**Task instructions:** Using the records that follow, copy every line containing the word "global".

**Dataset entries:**

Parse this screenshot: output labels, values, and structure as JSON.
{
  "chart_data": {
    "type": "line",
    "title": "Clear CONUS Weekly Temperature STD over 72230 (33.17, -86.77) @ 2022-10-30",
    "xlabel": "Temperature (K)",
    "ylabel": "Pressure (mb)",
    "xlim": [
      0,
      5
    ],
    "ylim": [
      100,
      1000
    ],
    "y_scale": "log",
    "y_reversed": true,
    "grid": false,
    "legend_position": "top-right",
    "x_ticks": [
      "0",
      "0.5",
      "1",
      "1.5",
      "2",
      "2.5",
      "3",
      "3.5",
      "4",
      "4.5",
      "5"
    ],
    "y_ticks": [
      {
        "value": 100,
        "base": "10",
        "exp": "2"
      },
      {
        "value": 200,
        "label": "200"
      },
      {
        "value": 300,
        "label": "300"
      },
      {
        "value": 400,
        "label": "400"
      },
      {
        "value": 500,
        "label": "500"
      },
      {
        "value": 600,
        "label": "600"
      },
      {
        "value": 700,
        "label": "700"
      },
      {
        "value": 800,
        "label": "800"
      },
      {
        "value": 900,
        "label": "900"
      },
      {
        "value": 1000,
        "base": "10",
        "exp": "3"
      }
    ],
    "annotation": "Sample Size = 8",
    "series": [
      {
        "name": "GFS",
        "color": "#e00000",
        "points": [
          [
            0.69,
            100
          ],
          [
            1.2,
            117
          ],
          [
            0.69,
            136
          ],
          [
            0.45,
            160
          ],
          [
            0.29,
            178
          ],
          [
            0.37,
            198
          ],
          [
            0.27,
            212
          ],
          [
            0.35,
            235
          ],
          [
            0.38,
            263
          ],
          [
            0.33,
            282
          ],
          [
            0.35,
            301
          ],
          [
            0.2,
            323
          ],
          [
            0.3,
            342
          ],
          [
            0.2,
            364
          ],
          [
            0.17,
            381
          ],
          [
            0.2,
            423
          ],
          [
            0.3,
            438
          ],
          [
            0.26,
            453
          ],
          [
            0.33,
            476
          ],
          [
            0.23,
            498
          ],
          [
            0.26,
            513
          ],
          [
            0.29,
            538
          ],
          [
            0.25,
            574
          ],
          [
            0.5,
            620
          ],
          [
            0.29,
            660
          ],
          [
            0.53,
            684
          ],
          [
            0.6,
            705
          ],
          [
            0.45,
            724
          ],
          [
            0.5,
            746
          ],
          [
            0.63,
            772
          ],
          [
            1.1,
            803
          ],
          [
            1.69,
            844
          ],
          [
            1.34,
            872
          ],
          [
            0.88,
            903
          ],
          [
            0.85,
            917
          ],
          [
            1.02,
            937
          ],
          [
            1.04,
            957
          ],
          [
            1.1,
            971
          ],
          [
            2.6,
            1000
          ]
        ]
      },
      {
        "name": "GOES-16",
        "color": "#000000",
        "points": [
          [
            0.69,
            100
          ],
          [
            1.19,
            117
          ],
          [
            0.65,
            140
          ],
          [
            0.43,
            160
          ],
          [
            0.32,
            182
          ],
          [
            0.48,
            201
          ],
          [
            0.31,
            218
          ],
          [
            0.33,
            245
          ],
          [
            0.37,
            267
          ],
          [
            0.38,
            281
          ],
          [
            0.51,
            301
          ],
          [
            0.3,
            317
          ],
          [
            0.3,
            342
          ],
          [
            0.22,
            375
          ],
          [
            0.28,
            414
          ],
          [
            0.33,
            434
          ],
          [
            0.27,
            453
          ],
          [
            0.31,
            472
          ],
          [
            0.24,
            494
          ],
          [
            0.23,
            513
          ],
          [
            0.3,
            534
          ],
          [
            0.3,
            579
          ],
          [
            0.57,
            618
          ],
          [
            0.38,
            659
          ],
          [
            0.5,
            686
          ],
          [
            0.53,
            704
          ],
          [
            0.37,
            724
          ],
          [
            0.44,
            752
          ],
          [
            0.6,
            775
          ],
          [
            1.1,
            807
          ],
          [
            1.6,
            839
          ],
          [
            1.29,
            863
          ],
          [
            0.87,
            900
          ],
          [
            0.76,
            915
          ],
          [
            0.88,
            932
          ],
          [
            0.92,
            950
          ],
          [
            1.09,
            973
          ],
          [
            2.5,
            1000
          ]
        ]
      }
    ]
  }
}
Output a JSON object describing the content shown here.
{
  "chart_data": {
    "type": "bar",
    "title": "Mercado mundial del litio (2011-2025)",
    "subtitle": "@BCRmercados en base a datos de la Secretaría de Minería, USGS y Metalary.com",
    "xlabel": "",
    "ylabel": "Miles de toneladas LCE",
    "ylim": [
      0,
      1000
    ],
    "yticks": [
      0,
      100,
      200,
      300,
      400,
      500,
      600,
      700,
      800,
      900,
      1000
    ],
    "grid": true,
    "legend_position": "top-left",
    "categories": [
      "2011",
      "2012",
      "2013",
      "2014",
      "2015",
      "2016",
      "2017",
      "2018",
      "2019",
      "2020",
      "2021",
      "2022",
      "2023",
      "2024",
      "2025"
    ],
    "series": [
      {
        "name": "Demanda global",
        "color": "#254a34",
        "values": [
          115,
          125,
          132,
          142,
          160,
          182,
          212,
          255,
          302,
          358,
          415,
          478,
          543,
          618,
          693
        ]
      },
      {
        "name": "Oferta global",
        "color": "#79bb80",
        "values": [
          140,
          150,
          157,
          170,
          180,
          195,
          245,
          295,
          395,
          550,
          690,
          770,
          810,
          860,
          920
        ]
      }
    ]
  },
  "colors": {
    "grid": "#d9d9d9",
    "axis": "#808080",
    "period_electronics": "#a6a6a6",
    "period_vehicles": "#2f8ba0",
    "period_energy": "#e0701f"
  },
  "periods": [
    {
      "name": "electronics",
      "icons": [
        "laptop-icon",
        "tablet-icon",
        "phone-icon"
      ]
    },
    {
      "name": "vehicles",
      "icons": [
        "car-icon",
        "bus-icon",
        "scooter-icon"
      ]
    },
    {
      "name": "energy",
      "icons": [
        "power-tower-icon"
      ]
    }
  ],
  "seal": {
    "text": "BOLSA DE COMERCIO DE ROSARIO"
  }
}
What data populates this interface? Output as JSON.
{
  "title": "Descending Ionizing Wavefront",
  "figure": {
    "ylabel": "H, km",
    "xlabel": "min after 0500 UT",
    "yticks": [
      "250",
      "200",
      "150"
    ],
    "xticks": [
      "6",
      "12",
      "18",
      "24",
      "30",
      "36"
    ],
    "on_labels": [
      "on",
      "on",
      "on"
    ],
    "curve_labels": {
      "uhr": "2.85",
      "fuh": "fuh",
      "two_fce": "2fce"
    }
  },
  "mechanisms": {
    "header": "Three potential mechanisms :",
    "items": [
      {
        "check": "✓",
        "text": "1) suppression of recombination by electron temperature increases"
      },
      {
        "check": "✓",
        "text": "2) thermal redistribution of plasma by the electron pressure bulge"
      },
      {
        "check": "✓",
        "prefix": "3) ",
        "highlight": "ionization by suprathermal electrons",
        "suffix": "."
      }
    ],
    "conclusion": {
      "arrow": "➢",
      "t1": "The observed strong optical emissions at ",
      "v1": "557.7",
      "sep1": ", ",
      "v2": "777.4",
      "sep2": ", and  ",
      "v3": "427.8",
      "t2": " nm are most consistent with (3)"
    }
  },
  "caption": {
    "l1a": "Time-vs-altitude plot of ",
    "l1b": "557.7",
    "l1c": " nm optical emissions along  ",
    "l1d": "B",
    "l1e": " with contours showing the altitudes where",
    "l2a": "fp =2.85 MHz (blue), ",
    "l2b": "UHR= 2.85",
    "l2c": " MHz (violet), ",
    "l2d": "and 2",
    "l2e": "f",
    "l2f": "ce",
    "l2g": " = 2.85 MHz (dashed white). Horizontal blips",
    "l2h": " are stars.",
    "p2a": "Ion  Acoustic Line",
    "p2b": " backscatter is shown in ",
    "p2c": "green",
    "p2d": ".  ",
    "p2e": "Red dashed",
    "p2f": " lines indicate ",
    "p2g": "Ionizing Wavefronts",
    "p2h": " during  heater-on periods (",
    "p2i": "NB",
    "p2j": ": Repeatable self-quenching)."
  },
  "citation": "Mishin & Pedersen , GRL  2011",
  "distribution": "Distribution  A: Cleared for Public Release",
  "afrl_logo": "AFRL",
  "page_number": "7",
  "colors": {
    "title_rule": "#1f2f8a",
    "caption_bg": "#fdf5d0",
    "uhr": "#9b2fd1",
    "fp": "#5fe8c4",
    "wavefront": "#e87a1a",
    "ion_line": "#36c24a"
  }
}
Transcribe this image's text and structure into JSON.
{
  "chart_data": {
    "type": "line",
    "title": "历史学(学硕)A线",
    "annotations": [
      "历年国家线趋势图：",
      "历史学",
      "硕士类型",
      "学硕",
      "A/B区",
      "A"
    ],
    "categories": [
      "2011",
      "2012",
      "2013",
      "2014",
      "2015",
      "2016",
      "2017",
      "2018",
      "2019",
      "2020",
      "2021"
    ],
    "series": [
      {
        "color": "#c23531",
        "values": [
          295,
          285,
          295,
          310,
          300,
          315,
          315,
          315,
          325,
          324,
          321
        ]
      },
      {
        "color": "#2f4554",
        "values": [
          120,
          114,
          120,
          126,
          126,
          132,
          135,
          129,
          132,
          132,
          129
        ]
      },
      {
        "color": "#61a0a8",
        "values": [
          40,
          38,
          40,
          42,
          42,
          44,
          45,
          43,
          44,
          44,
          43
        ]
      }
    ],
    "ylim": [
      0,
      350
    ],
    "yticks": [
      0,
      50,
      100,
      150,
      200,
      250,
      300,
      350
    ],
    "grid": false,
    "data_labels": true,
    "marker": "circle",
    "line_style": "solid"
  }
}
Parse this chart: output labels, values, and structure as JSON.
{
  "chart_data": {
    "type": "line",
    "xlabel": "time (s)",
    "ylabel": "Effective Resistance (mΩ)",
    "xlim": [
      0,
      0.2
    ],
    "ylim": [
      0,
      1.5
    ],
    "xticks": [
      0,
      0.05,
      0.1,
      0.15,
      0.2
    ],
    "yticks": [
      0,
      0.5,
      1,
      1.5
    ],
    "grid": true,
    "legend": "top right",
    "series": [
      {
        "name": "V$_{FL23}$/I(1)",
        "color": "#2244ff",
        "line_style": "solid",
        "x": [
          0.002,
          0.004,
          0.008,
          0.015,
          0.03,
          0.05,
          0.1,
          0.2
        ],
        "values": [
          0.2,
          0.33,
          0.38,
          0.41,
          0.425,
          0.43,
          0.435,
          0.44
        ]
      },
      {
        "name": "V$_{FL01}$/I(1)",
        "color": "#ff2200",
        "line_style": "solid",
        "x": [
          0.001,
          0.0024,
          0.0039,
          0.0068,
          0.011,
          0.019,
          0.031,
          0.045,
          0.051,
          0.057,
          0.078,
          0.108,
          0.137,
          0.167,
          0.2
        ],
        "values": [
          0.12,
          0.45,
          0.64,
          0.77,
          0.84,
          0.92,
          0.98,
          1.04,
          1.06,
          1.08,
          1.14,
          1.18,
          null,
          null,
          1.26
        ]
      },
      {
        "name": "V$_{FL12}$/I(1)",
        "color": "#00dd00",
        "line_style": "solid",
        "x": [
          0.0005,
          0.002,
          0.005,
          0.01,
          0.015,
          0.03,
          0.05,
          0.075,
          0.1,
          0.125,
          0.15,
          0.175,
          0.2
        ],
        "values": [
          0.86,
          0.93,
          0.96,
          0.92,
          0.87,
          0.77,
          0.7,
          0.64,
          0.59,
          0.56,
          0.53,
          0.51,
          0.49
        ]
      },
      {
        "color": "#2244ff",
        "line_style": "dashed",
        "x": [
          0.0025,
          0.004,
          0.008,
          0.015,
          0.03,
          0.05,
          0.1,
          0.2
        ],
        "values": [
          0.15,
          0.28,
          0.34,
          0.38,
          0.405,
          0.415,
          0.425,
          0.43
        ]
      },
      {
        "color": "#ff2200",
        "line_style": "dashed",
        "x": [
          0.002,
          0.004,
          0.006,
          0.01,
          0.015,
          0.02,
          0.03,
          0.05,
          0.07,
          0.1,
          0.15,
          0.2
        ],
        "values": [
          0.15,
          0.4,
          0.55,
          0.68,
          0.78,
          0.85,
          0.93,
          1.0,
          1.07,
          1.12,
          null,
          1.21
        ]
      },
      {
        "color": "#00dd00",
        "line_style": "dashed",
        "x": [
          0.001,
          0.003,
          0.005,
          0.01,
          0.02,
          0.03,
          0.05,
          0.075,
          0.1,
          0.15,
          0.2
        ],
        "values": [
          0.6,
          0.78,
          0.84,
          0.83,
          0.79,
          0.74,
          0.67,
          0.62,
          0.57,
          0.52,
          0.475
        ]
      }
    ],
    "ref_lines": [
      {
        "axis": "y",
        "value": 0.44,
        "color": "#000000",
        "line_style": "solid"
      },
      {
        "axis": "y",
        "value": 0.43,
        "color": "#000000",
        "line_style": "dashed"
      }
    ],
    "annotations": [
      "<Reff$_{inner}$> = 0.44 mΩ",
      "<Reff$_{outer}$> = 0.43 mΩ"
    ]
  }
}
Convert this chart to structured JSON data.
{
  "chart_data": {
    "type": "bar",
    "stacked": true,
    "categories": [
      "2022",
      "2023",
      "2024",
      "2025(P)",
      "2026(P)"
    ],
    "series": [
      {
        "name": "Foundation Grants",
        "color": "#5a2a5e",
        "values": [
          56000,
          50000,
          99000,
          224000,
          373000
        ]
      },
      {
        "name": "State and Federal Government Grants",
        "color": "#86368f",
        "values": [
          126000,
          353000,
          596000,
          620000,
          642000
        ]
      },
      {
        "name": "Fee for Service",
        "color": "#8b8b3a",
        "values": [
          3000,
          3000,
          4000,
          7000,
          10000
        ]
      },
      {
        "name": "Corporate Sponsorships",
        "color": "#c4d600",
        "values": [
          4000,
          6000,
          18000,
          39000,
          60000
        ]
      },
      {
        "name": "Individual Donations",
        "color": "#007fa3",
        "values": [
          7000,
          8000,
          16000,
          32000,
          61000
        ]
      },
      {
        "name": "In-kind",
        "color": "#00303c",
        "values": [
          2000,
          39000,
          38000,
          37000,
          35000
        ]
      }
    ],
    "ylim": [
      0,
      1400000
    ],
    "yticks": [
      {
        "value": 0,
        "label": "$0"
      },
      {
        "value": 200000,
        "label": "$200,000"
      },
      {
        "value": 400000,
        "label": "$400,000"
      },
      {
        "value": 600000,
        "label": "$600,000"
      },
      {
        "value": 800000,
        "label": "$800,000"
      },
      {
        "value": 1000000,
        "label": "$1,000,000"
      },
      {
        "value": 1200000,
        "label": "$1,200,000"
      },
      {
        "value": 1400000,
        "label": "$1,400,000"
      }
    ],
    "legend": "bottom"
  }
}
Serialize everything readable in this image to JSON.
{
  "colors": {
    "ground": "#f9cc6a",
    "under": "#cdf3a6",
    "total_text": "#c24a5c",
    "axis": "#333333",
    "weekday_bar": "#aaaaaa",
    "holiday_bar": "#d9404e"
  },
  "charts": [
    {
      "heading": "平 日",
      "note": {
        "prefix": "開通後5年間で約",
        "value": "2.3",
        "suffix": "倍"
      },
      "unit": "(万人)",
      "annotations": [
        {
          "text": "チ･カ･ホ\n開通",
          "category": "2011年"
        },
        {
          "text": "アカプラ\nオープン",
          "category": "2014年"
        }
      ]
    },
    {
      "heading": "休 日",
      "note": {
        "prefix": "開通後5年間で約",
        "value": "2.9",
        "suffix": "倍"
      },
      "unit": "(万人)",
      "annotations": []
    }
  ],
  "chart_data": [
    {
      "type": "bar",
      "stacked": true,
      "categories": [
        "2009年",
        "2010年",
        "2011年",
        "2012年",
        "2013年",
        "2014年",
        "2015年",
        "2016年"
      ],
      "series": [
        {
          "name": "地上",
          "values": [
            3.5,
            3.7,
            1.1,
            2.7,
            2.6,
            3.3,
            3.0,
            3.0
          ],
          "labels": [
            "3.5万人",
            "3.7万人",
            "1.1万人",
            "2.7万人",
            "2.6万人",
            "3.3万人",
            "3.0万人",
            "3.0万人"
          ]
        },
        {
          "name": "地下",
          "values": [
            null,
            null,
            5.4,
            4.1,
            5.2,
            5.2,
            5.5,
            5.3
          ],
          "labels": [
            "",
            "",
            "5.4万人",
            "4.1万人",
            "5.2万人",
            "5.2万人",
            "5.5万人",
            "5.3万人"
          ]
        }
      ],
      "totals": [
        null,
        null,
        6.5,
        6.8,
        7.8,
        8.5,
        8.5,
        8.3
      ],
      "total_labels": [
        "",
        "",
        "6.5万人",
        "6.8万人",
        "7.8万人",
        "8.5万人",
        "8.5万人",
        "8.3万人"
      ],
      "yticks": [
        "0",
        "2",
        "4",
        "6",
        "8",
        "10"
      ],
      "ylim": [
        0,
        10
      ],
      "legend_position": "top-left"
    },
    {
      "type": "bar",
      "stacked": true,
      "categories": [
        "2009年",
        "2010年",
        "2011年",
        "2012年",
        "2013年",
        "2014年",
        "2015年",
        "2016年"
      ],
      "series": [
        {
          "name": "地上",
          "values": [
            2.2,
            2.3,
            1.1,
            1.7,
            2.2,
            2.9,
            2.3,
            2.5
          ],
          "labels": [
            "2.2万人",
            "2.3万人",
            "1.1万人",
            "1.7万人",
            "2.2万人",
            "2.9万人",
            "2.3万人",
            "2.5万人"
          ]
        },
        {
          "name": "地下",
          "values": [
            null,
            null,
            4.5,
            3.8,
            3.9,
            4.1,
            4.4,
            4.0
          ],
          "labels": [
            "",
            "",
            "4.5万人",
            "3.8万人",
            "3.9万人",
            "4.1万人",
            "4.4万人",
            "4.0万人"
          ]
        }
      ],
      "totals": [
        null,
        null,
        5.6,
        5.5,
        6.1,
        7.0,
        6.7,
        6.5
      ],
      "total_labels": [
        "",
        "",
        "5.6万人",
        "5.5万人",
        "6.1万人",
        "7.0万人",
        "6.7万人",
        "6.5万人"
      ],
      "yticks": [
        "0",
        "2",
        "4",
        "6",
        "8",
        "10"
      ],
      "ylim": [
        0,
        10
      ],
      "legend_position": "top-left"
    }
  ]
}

**Output:**
        "name": "Demanda global",
        "name": "Oferta global",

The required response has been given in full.